§ **Set problem**
Please transcribe the data that follows without the pictures, keeping every word the same.

○ ○ ○ ○

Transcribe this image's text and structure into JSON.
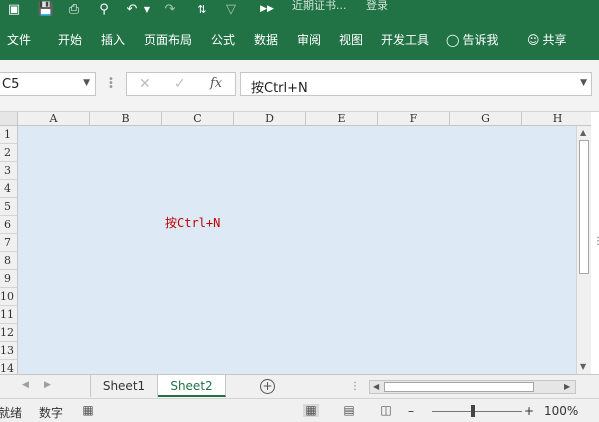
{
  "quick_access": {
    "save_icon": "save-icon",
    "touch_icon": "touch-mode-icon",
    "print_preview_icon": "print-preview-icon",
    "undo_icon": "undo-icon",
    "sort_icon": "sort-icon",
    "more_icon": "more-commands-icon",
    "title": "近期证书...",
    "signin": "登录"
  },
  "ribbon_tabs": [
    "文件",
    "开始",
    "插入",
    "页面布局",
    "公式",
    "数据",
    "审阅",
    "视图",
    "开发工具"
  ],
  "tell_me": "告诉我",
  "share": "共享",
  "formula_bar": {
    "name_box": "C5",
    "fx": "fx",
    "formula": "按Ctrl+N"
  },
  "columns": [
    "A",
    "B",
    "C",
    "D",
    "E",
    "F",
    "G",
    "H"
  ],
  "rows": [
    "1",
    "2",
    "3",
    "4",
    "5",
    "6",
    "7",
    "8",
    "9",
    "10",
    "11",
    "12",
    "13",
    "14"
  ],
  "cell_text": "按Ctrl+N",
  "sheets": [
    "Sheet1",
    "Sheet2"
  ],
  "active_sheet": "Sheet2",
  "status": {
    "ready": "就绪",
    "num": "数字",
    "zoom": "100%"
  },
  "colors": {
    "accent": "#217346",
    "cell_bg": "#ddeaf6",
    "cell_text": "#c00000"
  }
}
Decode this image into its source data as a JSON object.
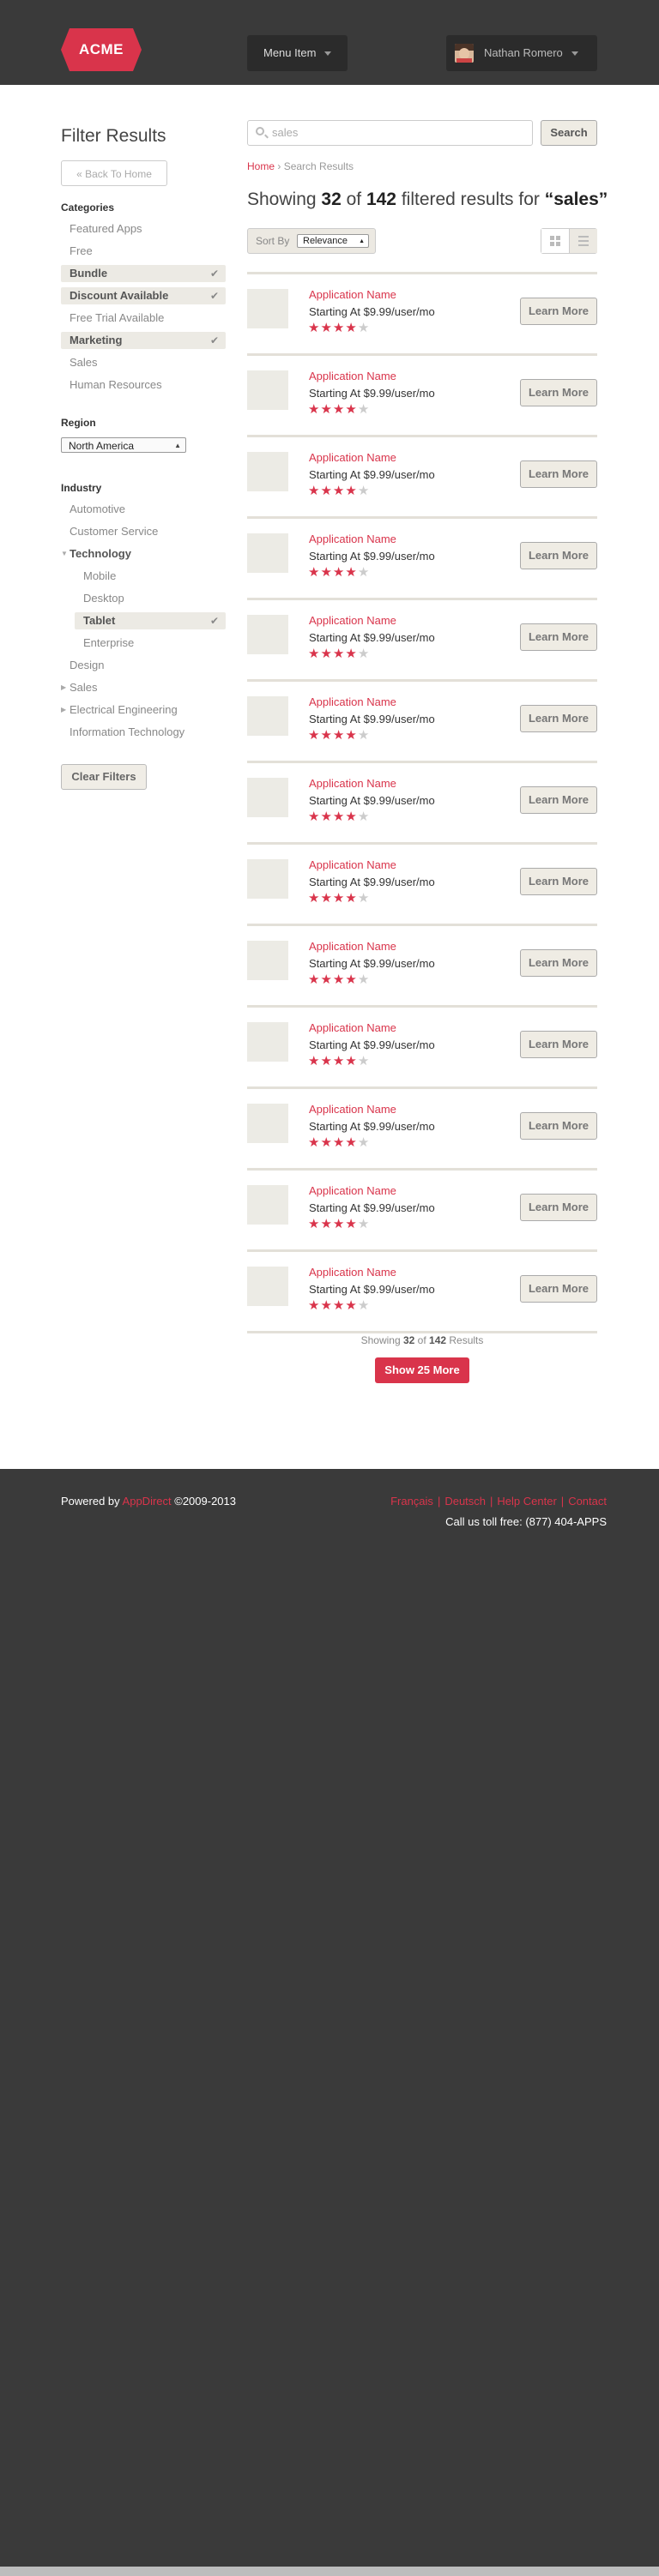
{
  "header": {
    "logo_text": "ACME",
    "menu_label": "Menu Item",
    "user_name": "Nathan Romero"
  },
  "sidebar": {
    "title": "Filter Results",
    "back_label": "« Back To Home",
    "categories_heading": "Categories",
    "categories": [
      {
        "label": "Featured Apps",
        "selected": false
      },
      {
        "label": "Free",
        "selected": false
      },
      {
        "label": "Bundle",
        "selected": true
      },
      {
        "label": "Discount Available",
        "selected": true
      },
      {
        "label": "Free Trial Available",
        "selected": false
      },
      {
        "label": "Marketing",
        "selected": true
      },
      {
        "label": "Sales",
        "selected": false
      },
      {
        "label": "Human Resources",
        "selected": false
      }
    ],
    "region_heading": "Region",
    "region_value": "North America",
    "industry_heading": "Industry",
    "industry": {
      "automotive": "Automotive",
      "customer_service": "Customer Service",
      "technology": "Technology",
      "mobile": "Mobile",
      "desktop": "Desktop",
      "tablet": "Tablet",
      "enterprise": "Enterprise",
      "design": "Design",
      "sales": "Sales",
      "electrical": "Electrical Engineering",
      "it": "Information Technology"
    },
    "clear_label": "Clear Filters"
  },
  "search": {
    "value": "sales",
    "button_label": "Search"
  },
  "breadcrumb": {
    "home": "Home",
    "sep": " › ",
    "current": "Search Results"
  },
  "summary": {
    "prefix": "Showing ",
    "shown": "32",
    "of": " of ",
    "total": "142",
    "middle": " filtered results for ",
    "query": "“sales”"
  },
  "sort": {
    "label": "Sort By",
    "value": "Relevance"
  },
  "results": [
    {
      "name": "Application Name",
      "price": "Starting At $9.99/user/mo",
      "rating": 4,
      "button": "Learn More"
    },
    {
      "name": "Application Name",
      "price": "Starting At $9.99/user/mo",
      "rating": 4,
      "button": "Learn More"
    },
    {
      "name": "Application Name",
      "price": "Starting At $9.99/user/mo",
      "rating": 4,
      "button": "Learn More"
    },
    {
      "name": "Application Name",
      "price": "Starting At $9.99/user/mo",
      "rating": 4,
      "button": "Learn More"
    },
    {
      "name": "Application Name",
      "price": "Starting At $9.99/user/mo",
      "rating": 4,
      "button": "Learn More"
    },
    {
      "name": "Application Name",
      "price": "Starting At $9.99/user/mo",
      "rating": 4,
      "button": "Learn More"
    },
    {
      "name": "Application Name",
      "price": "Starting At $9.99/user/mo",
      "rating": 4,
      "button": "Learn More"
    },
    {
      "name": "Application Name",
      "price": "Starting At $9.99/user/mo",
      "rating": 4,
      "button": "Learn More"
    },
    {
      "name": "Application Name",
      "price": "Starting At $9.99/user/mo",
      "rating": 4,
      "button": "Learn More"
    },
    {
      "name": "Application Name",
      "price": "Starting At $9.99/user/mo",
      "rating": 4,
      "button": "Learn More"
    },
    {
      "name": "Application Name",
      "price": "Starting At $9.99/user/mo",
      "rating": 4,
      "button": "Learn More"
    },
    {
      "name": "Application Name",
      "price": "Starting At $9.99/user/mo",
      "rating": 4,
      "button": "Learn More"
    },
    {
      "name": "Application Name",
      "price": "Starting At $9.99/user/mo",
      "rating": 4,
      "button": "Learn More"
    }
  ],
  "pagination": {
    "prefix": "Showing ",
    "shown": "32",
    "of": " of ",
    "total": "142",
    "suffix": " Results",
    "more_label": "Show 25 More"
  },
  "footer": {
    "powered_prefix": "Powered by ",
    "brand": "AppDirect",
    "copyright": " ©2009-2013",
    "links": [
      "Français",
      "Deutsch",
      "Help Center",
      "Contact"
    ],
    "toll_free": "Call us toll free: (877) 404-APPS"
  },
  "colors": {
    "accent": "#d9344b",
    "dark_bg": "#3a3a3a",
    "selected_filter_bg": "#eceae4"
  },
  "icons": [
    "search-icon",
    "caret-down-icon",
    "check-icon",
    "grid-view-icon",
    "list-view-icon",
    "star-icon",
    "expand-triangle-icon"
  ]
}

○ ○ ○ ○

§ **Result of this exercise**
Transcribe this image's text and structure into JSON.
{
  "quick_access": {
    "save_icon": "save-icon",
    "touch_icon": "touch-mode-icon",
    "print_preview_icon": "print-preview-icon",
    "undo_icon": "undo-icon",
    "sort_icon": "sort-icon",
    "more_icon": "more-commands-icon",
    "title": "近期证书...",
    "signin": "登录"
  },
  "ribbon_tabs": [
    "文件",
    "开始",
    "插入",
    "页面布局",
    "公式",
    "数据",
    "审阅",
    "视图",
    "开发工具"
  ],
  "tell_me": "告诉我",
  "share": "共享",
  "formula_bar": {
    "name_box": "C5",
    "fx": "fx",
    "formula": "按Ctrl+N"
  },
  "columns": [
    "A",
    "B",
    "C",
    "D",
    "E",
    "F",
    "G",
    "H"
  ],
  "rows": [
    "1",
    "2",
    "3",
    "4",
    "5",
    "6",
    "7",
    "8",
    "9",
    "10",
    "11",
    "12",
    "13",
    "14"
  ],
  "cell_text": "按Ctrl+N",
  "sheets": [
    "Sheet1",
    "Sheet2"
  ],
  "active_sheet": "Sheet2",
  "status": {
    "ready": "就绪",
    "num": "数字",
    "zoom": "100%"
  },
  "colors": {
    "accent": "#217346",
    "cell_bg": "#ddeaf6",
    "cell_text": "#c00000"
  }
}
Decode this image into its source data as a JSON object.
{
  "header": {
    "logo_text": "ACME",
    "menu_label": "Menu Item",
    "user_name": "Nathan Romero"
  },
  "sidebar": {
    "title": "Filter Results",
    "back_label": "« Back To Home",
    "categories_heading": "Categories",
    "categories": [
      {
        "label": "Featured Apps",
        "selected": false
      },
      {
        "label": "Free",
        "selected": false
      },
      {
        "label": "Bundle",
        "selected": true
      },
      {
        "label": "Discount Available",
        "selected": true
      },
      {
        "label": "Free Trial Available",
        "selected": false
      },
      {
        "label": "Marketing",
        "selected": true
      },
      {
        "label": "Sales",
        "selected": false
      },
      {
        "label": "Human Resources",
        "selected": false
      }
    ],
    "region_heading": "Region",
    "region_value": "North America",
    "industry_heading": "Industry",
    "industry": {
      "automotive": "Automotive",
      "customer_service": "Customer Service",
      "technology": "Technology",
      "mobile": "Mobile",
      "desktop": "Desktop",
      "tablet": "Tablet",
      "enterprise": "Enterprise",
      "design": "Design",
      "sales": "Sales",
      "electrical": "Electrical Engineering",
      "it": "Information Technology"
    },
    "clear_label": "Clear Filters"
  },
  "search": {
    "value": "sales",
    "button_label": "Search"
  },
  "breadcrumb": {
    "home": "Home",
    "sep": " › ",
    "current": "Search Results"
  },
  "summary": {
    "prefix": "Showing ",
    "shown": "32",
    "of": " of ",
    "total": "142",
    "middle": " filtered results for ",
    "query": "“sales”"
  },
  "sort": {
    "label": "Sort By",
    "value": "Relevance"
  },
  "results": [
    {
      "name": "Application Name",
      "price": "Starting At $9.99/user/mo",
      "rating": 4,
      "button": "Learn More"
    },
    {
      "name": "Application Name",
      "price": "Starting At $9.99/user/mo",
      "rating": 4,
      "button": "Learn More"
    },
    {
      "name": "Application Name",
      "price": "Starting At $9.99/user/mo",
      "rating": 4,
      "button": "Learn More"
    },
    {
      "name": "Application Name",
      "price": "Starting At $9.99/user/mo",
      "rating": 4,
      "button": "Learn More"
    },
    {
      "name": "Application Name",
      "price": "Starting At $9.99/user/mo",
      "rating": 4,
      "button": "Learn More"
    },
    {
      "name": "Application Name",
      "price": "Starting At $9.99/user/mo",
      "rating": 4,
      "button": "Learn More"
    },
    {
      "name": "Application Name",
      "price": "Starting At $9.99/user/mo",
      "rating": 4,
      "button": "Learn More"
    },
    {
      "name": "Application Name",
      "price": "Starting At $9.99/user/mo",
      "rating": 4,
      "button": "Learn More"
    },
    {
      "name": "Application Name",
      "price": "Starting At $9.99/user/mo",
      "rating": 4,
      "button": "Learn More"
    },
    {
      "name": "Application Name",
      "price": "Starting At $9.99/user/mo",
      "rating": 4,
      "button": "Learn More"
    },
    {
      "name": "Application Name",
      "price": "Starting At $9.99/user/mo",
      "rating": 4,
      "button": "Learn More"
    },
    {
      "name": "Application Name",
      "price": "Starting At $9.99/user/mo",
      "rating": 4,
      "button": "Learn More"
    },
    {
      "name": "Application Name",
      "price": "Starting At $9.99/user/mo",
      "rating": 4,
      "button": "Learn More"
    }
  ],
  "pagination": {
    "prefix": "Showing ",
    "shown": "32",
    "of": " of ",
    "total": "142",
    "suffix": " Results",
    "more_label": "Show 25 More"
  },
  "footer": {
    "powered_prefix": "Powered by ",
    "brand": "AppDirect",
    "copyright": " ©2009-2013",
    "links": [
      "Français",
      "Deutsch",
      "Help Center",
      "Contact"
    ],
    "toll_free": "Call us toll free: (877) 404-APPS"
  },
  "colors": {
    "accent": "#d9344b",
    "dark_bg": "#3a3a3a",
    "selected_filter_bg": "#eceae4"
  },
  "icons": [
    "search-icon",
    "caret-down-icon",
    "check-icon",
    "grid-view-icon",
    "list-view-icon",
    "star-icon",
    "expand-triangle-icon"
  ]
}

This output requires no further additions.